Stated problem>
Pictures do not belong in the copy; restate the records below word for word.

Dataset records>
^^^^^^^^^^^^^^^^
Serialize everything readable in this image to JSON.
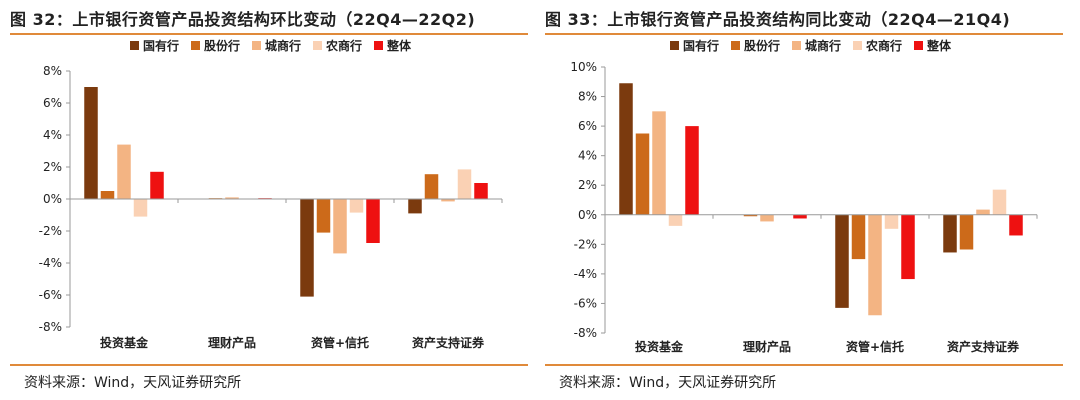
{
  "charts": [
    {
      "title": "图 32：上市银行资管产品投资结构环比变动（22Q4—22Q2)",
      "source": "资料来源：Wind，天风证券研究所",
      "legend": [
        "国有行",
        "股份行",
        "城商行",
        "农商行",
        "整体"
      ]
    },
    {
      "title": "图 33：上市银行资管产品投资结构同比变动（22Q4—21Q4)",
      "source": "资料来源：Wind，天风证券研究所",
      "legend": [
        "国有行",
        "股份行",
        "城商行",
        "农商行",
        "整体"
      ]
    }
  ],
  "colors": [
    "#7b3a0e",
    "#cc6a1a",
    "#f3b483",
    "#fad1b4",
    "#ee1111"
  ],
  "chart_data": [
    {
      "type": "bar",
      "categories": [
        "投资基金",
        "理财产品",
        "资管+信托",
        "资产支持证券"
      ],
      "series": [
        {
          "name": "国有行",
          "values": [
            7.0,
            0.0,
            -6.1,
            -0.9
          ]
        },
        {
          "name": "股份行",
          "values": [
            0.5,
            0.05,
            -2.1,
            1.55
          ]
        },
        {
          "name": "城商行",
          "values": [
            3.4,
            0.1,
            -3.4,
            -0.15
          ]
        },
        {
          "name": "农商行",
          "values": [
            -1.1,
            0.0,
            -0.85,
            1.85
          ]
        },
        {
          "name": "整体",
          "values": [
            1.7,
            0.05,
            -2.75,
            1.0
          ]
        }
      ],
      "ylim": [
        -8,
        8
      ],
      "yticks": [
        "8%",
        "6%",
        "4%",
        "2%",
        "0%",
        "-2%",
        "-4%",
        "-6%",
        "-8%"
      ],
      "ytick_values": [
        8,
        6,
        4,
        2,
        0,
        -2,
        -4,
        -6,
        -8
      ]
    },
    {
      "type": "bar",
      "categories": [
        "投资基金",
        "理财产品",
        "资管+信托",
        "资产支持证券"
      ],
      "series": [
        {
          "name": "国有行",
          "values": [
            8.9,
            0.0,
            -6.3,
            -2.55
          ]
        },
        {
          "name": "股份行",
          "values": [
            5.5,
            -0.1,
            -3.0,
            -2.35
          ]
        },
        {
          "name": "城商行",
          "values": [
            7.0,
            -0.45,
            -6.8,
            0.35
          ]
        },
        {
          "name": "农商行",
          "values": [
            -0.75,
            0.0,
            -0.95,
            1.7
          ]
        },
        {
          "name": "整体",
          "values": [
            6.0,
            -0.25,
            -4.35,
            -1.4
          ]
        }
      ],
      "ylim": [
        -8,
        10
      ],
      "yticks": [
        "10%",
        "8%",
        "6%",
        "4%",
        "2%",
        "0%",
        "-2%",
        "-4%",
        "-6%",
        "-8%"
      ],
      "ytick_values": [
        10,
        8,
        6,
        4,
        2,
        0,
        -2,
        -4,
        -6,
        -8
      ]
    }
  ]
}
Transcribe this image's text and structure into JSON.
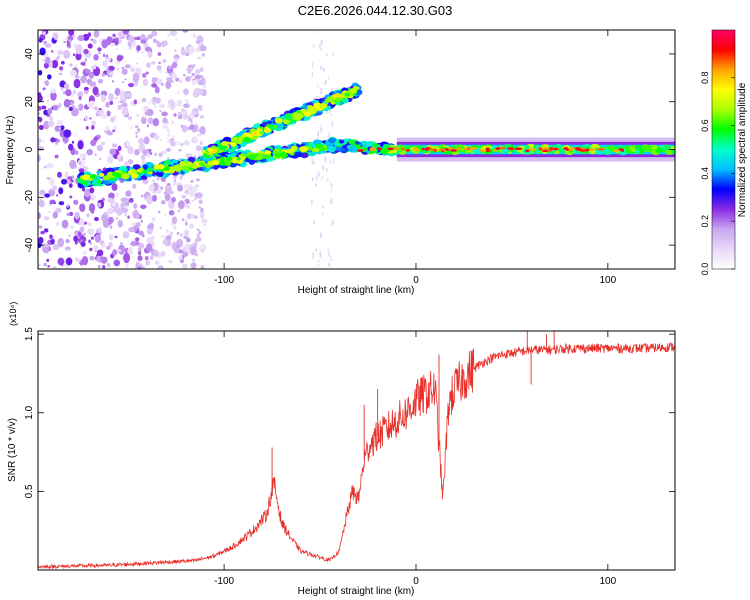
{
  "title": "C2E6.2026.044.12.30.G03",
  "colors": {
    "line": "#e8302a",
    "axis": "#000000",
    "background": "#ffffff"
  },
  "chart_data": [
    {
      "type": "heatmap",
      "xlabel": "Height of straight line (km)",
      "ylabel": "Frequency (Hz)",
      "xlim": [
        -197,
        135
      ],
      "ylim": [
        -50,
        50
      ],
      "x_ticks": [
        -100,
        0,
        100
      ],
      "y_ticks": [
        -40,
        -20,
        0,
        20,
        40
      ],
      "colorbar": {
        "label": "Normalized spectral amplitude",
        "range": [
          0,
          1
        ],
        "ticks": [
          0.0,
          0.2,
          0.4,
          0.6,
          0.8
        ],
        "tick_labels": [
          "0.0",
          "0.2",
          "0.4",
          "0.6",
          "0.8"
        ],
        "colormap": [
          "#ffffff",
          "#e8d8f8",
          "#c9a6f0",
          "#8a2be2",
          "#0000ff",
          "#00bfff",
          "#00ffcc",
          "#00ff00",
          "#aaff00",
          "#ffff00",
          "#ffa500",
          "#ff0000",
          "#ff0066"
        ]
      },
      "features": {
        "carrier": {
          "x_range": [
            -40,
            135
          ],
          "frequency": 0,
          "peak_amplitude": 0.95
        },
        "lower_branch": {
          "x_start": -175,
          "f_start": -13,
          "x_end": -40,
          "f_end": 2
        },
        "upper_branch": {
          "x_start": -110,
          "f_start": -2,
          "x_end": -30,
          "f_end": 25
        },
        "noise_region": {
          "x_range": [
            -197,
            -110
          ],
          "f_range": [
            -50,
            50
          ]
        }
      }
    },
    {
      "type": "line",
      "xlabel": "Height of straight line (km)",
      "ylabel": "SNR (10 * v/v)",
      "y_multiplier_label": "(x10⁴)",
      "xlim": [
        -197,
        135
      ],
      "ylim": [
        0,
        1.52
      ],
      "x_ticks": [
        -100,
        0,
        100
      ],
      "y_ticks": [
        0.5,
        1.0,
        1.5
      ],
      "y_tick_labels": [
        "0.5",
        "1.0",
        "1.5"
      ],
      "x_tick_labels": [
        "-100",
        "0",
        "100"
      ],
      "series": [
        {
          "name": "SNR",
          "x": [
            -197,
            -160,
            -130,
            -115,
            -105,
            -95,
            -85,
            -78,
            -74,
            -70,
            -65,
            -60,
            -55,
            -50,
            -45,
            -40,
            -36,
            -33,
            -30,
            -27,
            -24,
            -20,
            -15,
            -10,
            -5,
            0,
            5,
            10,
            14,
            17,
            20,
            25,
            30,
            35,
            40,
            45,
            50,
            55,
            60,
            70,
            80,
            90,
            100,
            110,
            120,
            135
          ],
          "values": [
            0.02,
            0.03,
            0.05,
            0.06,
            0.09,
            0.15,
            0.25,
            0.35,
            0.55,
            0.3,
            0.2,
            0.12,
            0.1,
            0.08,
            0.06,
            0.12,
            0.35,
            0.5,
            0.45,
            0.7,
            0.8,
            0.85,
            0.9,
            0.95,
            1.0,
            1.08,
            1.12,
            1.15,
            0.45,
            1.05,
            1.15,
            1.22,
            1.28,
            1.32,
            1.35,
            1.37,
            1.38,
            1.39,
            1.4,
            1.4,
            1.41,
            1.41,
            1.41,
            1.41,
            1.41,
            1.42
          ]
        }
      ],
      "spikes": [
        {
          "x": -75,
          "value": 0.78
        },
        {
          "x": -27,
          "value": 1.05
        },
        {
          "x": -20,
          "value": 1.15
        },
        {
          "x": 12,
          "value": 1.37
        },
        {
          "x": 58,
          "value": 1.52
        },
        {
          "x": 60,
          "value": 1.18
        },
        {
          "x": 68,
          "value": 1.5
        },
        {
          "x": 72,
          "value": 1.52
        }
      ]
    }
  ]
}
^^^^^^^^^^^^^^^^
Reply to the exercise>
Serialize everything readable in this image to JSON.
{
  "charts": [
    {
      "title": "图 32：上市银行资管产品投资结构环比变动（22Q4—22Q2)",
      "source": "资料来源：Wind，天风证券研究所",
      "legend": [
        "国有行",
        "股份行",
        "城商行",
        "农商行",
        "整体"
      ]
    },
    {
      "title": "图 33：上市银行资管产品投资结构同比变动（22Q4—21Q4)",
      "source": "资料来源：Wind，天风证券研究所",
      "legend": [
        "国有行",
        "股份行",
        "城商行",
        "农商行",
        "整体"
      ]
    }
  ],
  "colors": [
    "#7b3a0e",
    "#cc6a1a",
    "#f3b483",
    "#fad1b4",
    "#ee1111"
  ],
  "chart_data": [
    {
      "type": "bar",
      "categories": [
        "投资基金",
        "理财产品",
        "资管+信托",
        "资产支持证券"
      ],
      "series": [
        {
          "name": "国有行",
          "values": [
            7.0,
            0.0,
            -6.1,
            -0.9
          ]
        },
        {
          "name": "股份行",
          "values": [
            0.5,
            0.05,
            -2.1,
            1.55
          ]
        },
        {
          "name": "城商行",
          "values": [
            3.4,
            0.1,
            -3.4,
            -0.15
          ]
        },
        {
          "name": "农商行",
          "values": [
            -1.1,
            0.0,
            -0.85,
            1.85
          ]
        },
        {
          "name": "整体",
          "values": [
            1.7,
            0.05,
            -2.75,
            1.0
          ]
        }
      ],
      "ylim": [
        -8,
        8
      ],
      "yticks": [
        "8%",
        "6%",
        "4%",
        "2%",
        "0%",
        "-2%",
        "-4%",
        "-6%",
        "-8%"
      ],
      "ytick_values": [
        8,
        6,
        4,
        2,
        0,
        -2,
        -4,
        -6,
        -8
      ]
    },
    {
      "type": "bar",
      "categories": [
        "投资基金",
        "理财产品",
        "资管+信托",
        "资产支持证券"
      ],
      "series": [
        {
          "name": "国有行",
          "values": [
            8.9,
            0.0,
            -6.3,
            -2.55
          ]
        },
        {
          "name": "股份行",
          "values": [
            5.5,
            -0.1,
            -3.0,
            -2.35
          ]
        },
        {
          "name": "城商行",
          "values": [
            7.0,
            -0.45,
            -6.8,
            0.35
          ]
        },
        {
          "name": "农商行",
          "values": [
            -0.75,
            0.0,
            -0.95,
            1.7
          ]
        },
        {
          "name": "整体",
          "values": [
            6.0,
            -0.25,
            -4.35,
            -1.4
          ]
        }
      ],
      "ylim": [
        -8,
        10
      ],
      "yticks": [
        "10%",
        "8%",
        "6%",
        "4%",
        "2%",
        "0%",
        "-2%",
        "-4%",
        "-6%",
        "-8%"
      ],
      "ytick_values": [
        10,
        8,
        6,
        4,
        2,
        0,
        -2,
        -4,
        -6,
        -8
      ]
    }
  ]
}
Transcribe this image's text and structure into JSON.
{
  "title": "C2E6.2026.044.12.30.G03",
  "colors": {
    "line": "#e8302a",
    "axis": "#000000",
    "background": "#ffffff"
  },
  "chart_data": [
    {
      "type": "heatmap",
      "xlabel": "Height of straight line (km)",
      "ylabel": "Frequency (Hz)",
      "xlim": [
        -197,
        135
      ],
      "ylim": [
        -50,
        50
      ],
      "x_ticks": [
        -100,
        0,
        100
      ],
      "y_ticks": [
        -40,
        -20,
        0,
        20,
        40
      ],
      "colorbar": {
        "label": "Normalized spectral amplitude",
        "range": [
          0,
          1
        ],
        "ticks": [
          0.0,
          0.2,
          0.4,
          0.6,
          0.8
        ],
        "tick_labels": [
          "0.0",
          "0.2",
          "0.4",
          "0.6",
          "0.8"
        ],
        "colormap": [
          "#ffffff",
          "#e8d8f8",
          "#c9a6f0",
          "#8a2be2",
          "#0000ff",
          "#00bfff",
          "#00ffcc",
          "#00ff00",
          "#aaff00",
          "#ffff00",
          "#ffa500",
          "#ff0000",
          "#ff0066"
        ]
      },
      "features": {
        "carrier": {
          "x_range": [
            -40,
            135
          ],
          "frequency": 0,
          "peak_amplitude": 0.95
        },
        "lower_branch": {
          "x_start": -175,
          "f_start": -13,
          "x_end": -40,
          "f_end": 2
        },
        "upper_branch": {
          "x_start": -110,
          "f_start": -2,
          "x_end": -30,
          "f_end": 25
        },
        "noise_region": {
          "x_range": [
            -197,
            -110
          ],
          "f_range": [
            -50,
            50
          ]
        }
      }
    },
    {
      "type": "line",
      "xlabel": "Height of straight line (km)",
      "ylabel": "SNR (10 * v/v)",
      "y_multiplier_label": "(x10⁴)",
      "xlim": [
        -197,
        135
      ],
      "ylim": [
        0,
        1.52
      ],
      "x_ticks": [
        -100,
        0,
        100
      ],
      "y_ticks": [
        0.5,
        1.0,
        1.5
      ],
      "y_tick_labels": [
        "0.5",
        "1.0",
        "1.5"
      ],
      "x_tick_labels": [
        "-100",
        "0",
        "100"
      ],
      "series": [
        {
          "name": "SNR",
          "x": [
            -197,
            -160,
            -130,
            -115,
            -105,
            -95,
            -85,
            -78,
            -74,
            -70,
            -65,
            -60,
            -55,
            -50,
            -45,
            -40,
            -36,
            -33,
            -30,
            -27,
            -24,
            -20,
            -15,
            -10,
            -5,
            0,
            5,
            10,
            14,
            17,
            20,
            25,
            30,
            35,
            40,
            45,
            50,
            55,
            60,
            70,
            80,
            90,
            100,
            110,
            120,
            135
          ],
          "values": [
            0.02,
            0.03,
            0.05,
            0.06,
            0.09,
            0.15,
            0.25,
            0.35,
            0.55,
            0.3,
            0.2,
            0.12,
            0.1,
            0.08,
            0.06,
            0.12,
            0.35,
            0.5,
            0.45,
            0.7,
            0.8,
            0.85,
            0.9,
            0.95,
            1.0,
            1.08,
            1.12,
            1.15,
            0.45,
            1.05,
            1.15,
            1.22,
            1.28,
            1.32,
            1.35,
            1.37,
            1.38,
            1.39,
            1.4,
            1.4,
            1.41,
            1.41,
            1.41,
            1.41,
            1.41,
            1.42
          ]
        }
      ],
      "spikes": [
        {
          "x": -75,
          "value": 0.78
        },
        {
          "x": -27,
          "value": 1.05
        },
        {
          "x": -20,
          "value": 1.15
        },
        {
          "x": 12,
          "value": 1.37
        },
        {
          "x": 58,
          "value": 1.52
        },
        {
          "x": 60,
          "value": 1.18
        },
        {
          "x": 68,
          "value": 1.5
        },
        {
          "x": 72,
          "value": 1.52
        }
      ]
    }
  ]
}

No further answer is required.